(What this task involves): Locate each line of the material that contains "espalda", then return it.

(Task inputs):
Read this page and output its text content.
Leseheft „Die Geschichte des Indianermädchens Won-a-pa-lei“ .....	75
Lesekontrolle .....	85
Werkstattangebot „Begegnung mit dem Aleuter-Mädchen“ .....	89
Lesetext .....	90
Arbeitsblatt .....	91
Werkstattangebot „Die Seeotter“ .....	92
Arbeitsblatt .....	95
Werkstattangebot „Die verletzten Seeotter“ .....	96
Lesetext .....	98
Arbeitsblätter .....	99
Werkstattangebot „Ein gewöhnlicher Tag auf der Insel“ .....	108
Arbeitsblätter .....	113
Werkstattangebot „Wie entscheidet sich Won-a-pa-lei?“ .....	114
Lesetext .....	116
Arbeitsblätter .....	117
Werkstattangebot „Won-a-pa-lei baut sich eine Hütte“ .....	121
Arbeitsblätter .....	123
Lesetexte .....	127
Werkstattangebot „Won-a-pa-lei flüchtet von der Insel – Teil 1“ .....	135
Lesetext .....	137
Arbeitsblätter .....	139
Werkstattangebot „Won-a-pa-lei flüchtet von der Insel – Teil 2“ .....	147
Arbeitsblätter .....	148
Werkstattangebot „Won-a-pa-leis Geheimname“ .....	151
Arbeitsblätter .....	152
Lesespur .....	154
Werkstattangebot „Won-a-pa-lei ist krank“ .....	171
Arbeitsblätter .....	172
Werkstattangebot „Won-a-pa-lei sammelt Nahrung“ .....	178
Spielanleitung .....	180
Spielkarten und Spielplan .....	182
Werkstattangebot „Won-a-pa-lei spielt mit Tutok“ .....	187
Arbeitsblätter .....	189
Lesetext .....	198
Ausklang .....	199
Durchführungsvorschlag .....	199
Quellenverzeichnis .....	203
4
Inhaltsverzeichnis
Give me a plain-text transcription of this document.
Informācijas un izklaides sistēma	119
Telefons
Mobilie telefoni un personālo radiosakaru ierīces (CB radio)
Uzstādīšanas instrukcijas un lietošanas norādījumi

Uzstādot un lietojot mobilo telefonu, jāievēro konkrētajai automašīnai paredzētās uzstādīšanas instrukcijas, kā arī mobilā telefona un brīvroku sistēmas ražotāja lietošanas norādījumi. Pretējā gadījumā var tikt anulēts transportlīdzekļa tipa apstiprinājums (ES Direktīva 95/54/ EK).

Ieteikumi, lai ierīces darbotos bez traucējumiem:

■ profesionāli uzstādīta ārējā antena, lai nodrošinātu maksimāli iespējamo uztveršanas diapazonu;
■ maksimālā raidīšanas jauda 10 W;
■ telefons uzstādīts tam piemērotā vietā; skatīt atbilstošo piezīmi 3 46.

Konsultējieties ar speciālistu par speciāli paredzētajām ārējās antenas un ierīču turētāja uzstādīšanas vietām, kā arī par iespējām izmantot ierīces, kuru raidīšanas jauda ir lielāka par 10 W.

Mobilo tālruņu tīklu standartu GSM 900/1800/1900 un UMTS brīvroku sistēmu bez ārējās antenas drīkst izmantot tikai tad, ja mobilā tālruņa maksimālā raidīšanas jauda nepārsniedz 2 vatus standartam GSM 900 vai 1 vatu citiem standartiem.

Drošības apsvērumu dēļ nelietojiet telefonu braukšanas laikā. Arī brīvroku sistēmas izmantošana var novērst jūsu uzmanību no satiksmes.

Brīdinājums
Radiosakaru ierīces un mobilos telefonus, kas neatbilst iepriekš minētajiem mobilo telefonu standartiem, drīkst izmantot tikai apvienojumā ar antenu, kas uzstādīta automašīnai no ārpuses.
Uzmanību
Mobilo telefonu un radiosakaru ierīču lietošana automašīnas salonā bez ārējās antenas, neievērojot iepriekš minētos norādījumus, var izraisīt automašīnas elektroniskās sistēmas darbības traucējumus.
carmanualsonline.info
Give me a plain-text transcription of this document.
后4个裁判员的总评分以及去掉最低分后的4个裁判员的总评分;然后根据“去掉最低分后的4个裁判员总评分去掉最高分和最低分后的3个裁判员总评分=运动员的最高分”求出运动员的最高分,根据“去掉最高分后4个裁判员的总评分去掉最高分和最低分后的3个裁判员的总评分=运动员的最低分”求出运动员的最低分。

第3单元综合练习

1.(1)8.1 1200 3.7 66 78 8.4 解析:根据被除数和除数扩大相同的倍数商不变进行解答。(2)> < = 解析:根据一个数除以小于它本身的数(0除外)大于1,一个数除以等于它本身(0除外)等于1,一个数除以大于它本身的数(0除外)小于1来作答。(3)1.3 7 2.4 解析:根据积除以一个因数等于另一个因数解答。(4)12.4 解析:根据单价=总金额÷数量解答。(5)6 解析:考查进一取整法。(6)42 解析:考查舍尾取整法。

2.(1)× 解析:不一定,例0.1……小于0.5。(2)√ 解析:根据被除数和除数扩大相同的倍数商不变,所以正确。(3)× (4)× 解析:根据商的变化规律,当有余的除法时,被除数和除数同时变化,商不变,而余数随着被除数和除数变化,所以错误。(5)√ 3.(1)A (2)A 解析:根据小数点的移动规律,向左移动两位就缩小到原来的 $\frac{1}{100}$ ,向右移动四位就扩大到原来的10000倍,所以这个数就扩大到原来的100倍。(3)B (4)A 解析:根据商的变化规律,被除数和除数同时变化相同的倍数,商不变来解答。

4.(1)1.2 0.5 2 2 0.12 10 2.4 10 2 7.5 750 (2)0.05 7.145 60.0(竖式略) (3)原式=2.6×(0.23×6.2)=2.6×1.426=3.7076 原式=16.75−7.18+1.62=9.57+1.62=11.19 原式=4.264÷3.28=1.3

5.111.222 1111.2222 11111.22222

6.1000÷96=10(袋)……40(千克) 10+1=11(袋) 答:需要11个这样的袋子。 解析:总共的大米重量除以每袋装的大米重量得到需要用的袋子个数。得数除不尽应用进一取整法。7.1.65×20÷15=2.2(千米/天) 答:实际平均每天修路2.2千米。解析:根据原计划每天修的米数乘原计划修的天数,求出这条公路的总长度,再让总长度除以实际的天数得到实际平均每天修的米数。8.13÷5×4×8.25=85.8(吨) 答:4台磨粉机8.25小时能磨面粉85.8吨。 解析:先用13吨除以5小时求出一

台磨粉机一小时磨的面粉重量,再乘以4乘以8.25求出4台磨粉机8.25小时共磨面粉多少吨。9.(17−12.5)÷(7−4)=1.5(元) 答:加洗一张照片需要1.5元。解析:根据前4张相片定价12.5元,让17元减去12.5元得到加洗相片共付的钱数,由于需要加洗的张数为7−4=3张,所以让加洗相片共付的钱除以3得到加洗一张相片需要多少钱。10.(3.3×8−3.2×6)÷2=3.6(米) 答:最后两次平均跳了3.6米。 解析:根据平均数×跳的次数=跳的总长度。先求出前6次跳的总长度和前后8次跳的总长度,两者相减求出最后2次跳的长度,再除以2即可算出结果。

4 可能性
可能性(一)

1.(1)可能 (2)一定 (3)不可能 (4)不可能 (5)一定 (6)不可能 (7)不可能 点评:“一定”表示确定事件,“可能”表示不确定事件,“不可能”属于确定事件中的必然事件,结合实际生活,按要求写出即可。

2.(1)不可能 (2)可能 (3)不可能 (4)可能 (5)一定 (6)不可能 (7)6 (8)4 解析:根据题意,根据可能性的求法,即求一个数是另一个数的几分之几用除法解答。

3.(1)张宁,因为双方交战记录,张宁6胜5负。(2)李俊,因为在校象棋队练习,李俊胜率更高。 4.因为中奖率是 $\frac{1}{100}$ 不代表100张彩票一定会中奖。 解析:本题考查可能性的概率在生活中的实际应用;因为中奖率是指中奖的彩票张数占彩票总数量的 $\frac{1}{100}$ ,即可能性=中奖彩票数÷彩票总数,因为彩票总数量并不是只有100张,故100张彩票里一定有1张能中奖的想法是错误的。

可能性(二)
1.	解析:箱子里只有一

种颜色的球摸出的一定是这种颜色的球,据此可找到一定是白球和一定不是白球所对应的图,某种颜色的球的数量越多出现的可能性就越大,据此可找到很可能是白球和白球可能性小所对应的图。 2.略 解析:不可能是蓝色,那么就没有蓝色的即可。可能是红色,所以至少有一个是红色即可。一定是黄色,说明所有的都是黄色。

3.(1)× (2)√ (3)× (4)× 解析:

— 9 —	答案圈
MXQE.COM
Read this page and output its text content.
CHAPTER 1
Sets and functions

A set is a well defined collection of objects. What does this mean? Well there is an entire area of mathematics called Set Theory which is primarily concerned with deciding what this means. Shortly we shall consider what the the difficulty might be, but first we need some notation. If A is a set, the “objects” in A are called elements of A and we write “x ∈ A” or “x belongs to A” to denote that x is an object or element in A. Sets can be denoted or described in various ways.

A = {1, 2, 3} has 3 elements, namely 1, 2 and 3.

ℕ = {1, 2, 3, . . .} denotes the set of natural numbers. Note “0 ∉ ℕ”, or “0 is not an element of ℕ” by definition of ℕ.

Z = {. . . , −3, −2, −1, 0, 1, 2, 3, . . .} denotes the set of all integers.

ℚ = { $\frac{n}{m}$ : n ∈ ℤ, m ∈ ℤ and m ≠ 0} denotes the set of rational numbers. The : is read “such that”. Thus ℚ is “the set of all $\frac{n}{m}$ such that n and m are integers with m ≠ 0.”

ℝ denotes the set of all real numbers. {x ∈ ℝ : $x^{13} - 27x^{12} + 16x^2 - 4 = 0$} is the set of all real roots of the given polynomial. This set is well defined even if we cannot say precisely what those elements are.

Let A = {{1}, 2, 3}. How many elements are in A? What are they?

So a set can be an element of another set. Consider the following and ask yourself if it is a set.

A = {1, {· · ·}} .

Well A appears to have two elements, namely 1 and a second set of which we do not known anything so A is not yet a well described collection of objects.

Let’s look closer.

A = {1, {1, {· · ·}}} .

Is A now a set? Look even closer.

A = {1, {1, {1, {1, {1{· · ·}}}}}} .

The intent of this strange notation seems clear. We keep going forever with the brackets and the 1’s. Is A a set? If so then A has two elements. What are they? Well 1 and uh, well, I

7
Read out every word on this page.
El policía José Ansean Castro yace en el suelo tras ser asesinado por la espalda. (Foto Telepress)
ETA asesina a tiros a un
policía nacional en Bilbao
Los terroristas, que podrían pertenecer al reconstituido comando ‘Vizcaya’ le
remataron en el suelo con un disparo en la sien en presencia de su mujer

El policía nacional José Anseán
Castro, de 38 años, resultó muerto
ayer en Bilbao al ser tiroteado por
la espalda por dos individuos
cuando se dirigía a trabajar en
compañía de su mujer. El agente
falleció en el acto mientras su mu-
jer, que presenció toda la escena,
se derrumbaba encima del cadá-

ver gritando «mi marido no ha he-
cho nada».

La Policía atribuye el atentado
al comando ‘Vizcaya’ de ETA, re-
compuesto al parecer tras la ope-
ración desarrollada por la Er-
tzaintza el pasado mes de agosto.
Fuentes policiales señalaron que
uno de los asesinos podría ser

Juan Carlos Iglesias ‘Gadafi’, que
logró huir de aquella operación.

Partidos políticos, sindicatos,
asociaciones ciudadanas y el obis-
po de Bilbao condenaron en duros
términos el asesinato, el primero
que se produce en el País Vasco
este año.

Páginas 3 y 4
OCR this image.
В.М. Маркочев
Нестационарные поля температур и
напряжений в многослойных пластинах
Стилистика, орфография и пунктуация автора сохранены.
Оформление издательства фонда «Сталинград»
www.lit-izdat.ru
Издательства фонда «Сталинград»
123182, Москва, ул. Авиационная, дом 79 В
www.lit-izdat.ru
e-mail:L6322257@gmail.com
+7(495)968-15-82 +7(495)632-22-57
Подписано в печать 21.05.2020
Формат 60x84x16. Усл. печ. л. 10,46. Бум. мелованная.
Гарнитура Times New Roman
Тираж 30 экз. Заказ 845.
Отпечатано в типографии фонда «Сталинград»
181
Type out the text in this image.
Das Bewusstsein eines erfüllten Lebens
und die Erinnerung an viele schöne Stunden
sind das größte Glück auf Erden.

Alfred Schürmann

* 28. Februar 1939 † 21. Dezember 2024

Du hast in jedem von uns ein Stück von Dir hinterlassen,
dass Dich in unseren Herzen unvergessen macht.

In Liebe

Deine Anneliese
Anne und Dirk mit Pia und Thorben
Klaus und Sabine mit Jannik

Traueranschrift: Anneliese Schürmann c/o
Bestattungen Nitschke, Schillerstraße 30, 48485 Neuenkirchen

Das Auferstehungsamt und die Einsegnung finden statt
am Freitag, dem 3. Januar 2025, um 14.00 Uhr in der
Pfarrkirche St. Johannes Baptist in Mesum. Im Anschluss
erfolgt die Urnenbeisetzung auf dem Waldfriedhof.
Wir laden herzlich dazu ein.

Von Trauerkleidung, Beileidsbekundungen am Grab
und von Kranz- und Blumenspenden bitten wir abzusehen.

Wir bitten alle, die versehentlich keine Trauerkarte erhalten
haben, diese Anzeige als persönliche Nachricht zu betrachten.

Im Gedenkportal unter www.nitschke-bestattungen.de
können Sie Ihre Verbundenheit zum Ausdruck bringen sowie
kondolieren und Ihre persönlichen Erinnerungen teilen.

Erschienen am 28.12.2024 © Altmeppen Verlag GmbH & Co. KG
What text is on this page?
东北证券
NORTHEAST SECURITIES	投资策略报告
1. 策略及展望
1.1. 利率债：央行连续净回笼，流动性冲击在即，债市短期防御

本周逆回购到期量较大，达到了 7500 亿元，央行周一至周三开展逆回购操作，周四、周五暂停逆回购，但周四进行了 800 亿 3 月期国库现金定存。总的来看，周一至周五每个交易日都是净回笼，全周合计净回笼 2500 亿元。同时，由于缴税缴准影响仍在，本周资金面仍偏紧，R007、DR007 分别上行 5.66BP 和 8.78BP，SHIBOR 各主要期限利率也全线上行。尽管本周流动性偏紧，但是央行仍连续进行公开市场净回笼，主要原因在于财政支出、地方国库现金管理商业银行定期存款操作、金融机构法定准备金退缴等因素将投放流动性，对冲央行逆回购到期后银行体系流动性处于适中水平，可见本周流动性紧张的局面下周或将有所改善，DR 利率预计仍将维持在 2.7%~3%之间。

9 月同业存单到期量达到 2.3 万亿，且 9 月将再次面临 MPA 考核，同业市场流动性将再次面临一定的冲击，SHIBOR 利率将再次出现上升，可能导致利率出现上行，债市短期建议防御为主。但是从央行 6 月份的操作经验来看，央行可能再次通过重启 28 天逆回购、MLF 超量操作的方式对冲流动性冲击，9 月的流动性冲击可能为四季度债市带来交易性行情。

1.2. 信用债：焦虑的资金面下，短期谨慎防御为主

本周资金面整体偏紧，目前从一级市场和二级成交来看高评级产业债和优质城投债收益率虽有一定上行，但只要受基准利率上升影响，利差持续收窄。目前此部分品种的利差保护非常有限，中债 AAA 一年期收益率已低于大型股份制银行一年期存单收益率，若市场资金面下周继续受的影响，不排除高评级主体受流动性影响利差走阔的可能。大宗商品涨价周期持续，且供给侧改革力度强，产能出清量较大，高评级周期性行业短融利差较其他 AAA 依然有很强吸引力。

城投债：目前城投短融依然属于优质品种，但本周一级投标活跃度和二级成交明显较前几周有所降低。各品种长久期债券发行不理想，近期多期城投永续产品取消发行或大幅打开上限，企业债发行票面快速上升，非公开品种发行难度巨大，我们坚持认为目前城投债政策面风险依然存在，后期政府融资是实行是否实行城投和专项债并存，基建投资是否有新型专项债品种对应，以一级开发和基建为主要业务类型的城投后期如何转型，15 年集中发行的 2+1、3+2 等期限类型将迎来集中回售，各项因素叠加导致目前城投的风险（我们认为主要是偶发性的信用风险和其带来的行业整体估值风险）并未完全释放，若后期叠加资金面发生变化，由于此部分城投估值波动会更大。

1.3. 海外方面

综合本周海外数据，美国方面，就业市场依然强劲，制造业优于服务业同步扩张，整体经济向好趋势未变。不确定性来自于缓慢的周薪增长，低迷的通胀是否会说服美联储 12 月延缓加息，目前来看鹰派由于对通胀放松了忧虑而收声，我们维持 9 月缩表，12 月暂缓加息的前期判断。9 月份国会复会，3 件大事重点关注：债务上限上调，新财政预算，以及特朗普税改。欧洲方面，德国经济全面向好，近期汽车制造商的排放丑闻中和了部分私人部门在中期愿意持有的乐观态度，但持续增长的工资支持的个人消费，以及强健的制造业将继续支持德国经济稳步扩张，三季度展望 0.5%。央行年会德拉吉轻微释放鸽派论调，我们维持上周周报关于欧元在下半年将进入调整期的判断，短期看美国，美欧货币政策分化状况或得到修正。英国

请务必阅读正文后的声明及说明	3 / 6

(Result of the exercise):
El policía José Ansean Castro yace en el suelo tras ser asesinado por la espalda. (Foto Telepress)
la espalda por dos individuos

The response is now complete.